# [Soal Latihan]
[1] Apakah setiap pernyataan berikut sesuai dengan teks tentang mimpi? Jawab ya atau tidak, lalu kutip kata-kata penentunya dari teks secara persis. (a) Mimpi Nabi Ibrahim as. diriwayatkan dalam QS Ash Shaaffaat 37: 102. (b) Ismail as. menolak melaksanakan apa yang dilihat ayahnya dalam mimpi. (c) Mimpi yang sangat menakutkan membuat kita ingin menceritakannya kepada semua orang.
[2] Tuliskan kembali secara persis bagian teks tentang mimpi mulai dari "Ketika tidur sesekali" sampai dengan "sumber ilmu pengetahuan?".
[3] Sebutkan semua kalimat dalam teks tentang mimpi yang diakhiri dengan tanda tanya.

# [Dokumen Sumber]

Ketika tidur sesekali kita bermimpi, entah itu mimpi baik atau buruk. Terkadang mimpi itu begitu berkesan, sehingga kita ingin tahu apa makna di baliknya. Ada kalanya mimpi itu demikian menakutkan, yang membuat kita tak ingin menceritakannya pada siapapun.
Berbagai pertanyaan kemudian timbul. Apakah semua mimpi itu bisa dipercaya dan punya arti? Perlukah setiap mimpi dipertimbangkan atau sebaiknya diabaikan saja? Apa akibat dari sebuah mimpi? Dapatkah mimpi dijadikan salah satu sumber ilmu pengetahuan?
Di dalam al-Qur’an terdapat beberapa ayat mengenai mimpi, misalnya dalam QS Ash Shaaffaat 37: 102 diriwayatkan bahwa Nabi Ibrahim as. bermimpi melihat dirinya menyembelih Ismail as anaknya. “Maka tatkala anak itu sampai (pada umur sanggup) berusaha bersama-sama Ibrahim, Ibrahim berkata, “Hai anakku sesungguhnya aku melihat dalam mimpi bahwa aku menyembelihmu. Maka fikirkanlah apa pendapatmu!” Ia menjawab, “Hai bapakku, kerjakanlah apa yang diperintahkan kepadamu; Insya Allah kamu akan mendapatiku termasuk orang-orang yang sabar.”

# [Data yang Ditampilkan]
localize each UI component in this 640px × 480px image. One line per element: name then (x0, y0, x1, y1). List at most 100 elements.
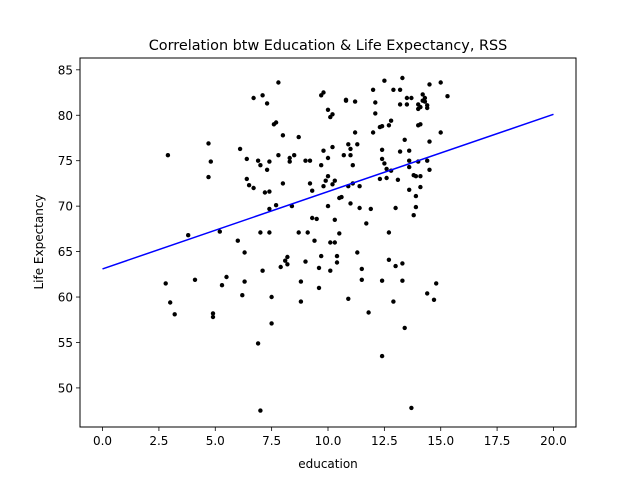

# [Kunci Jawaban]
[1]
(a) Ya: "misalnya dalam QS Ash Shaaffaat 37: 102 diriwayatkan bahwa Nabi Ibrahim as. bermimpi melihat dirinya menyembelih Ismail as anaknya"
(b) Tidak: "Hai bapakku, kerjakanlah apa yang diperintahkan kepadamu"
(c) Tidak: "Ada kalanya mimpi itu demikian menakutkan, yang membuat kita tak ingin menceritakannya pada siapapun."

[2]
Ketika tidur sesekali kita bermimpi, entah itu mimpi baik atau buruk. Terkadang mimpi itu begitu berkesan, sehingga kita ingin tahu apa makna di baliknya. Ada kalanya mimpi itu demikian menakutkan, yang membuat kita tak ingin menceritakannya pada siapapun.
Berbagai pertanyaan kemudian timbul. Apakah semua mimpi itu bisa dipercaya dan punya arti? Perlukah setiap mimpi dipertimbangkan atau sebaiknya diabaikan saja? Apa akibat dari sebuah mimpi? Dapatkah mimpi dijadikan salah satu sumber ilmu pengetahuan?

[3]
1. Apakah semua mimpi itu bisa dipercaya dan punya arti?
2. Perlukah setiap mimpi dipertimbangkan atau sebaiknya diabaikan saja?
3. Apa akibat dari sebuah mimpi?
4. Dapatkah mimpi dijadikan salah satu sumber ilmu pengetahuan?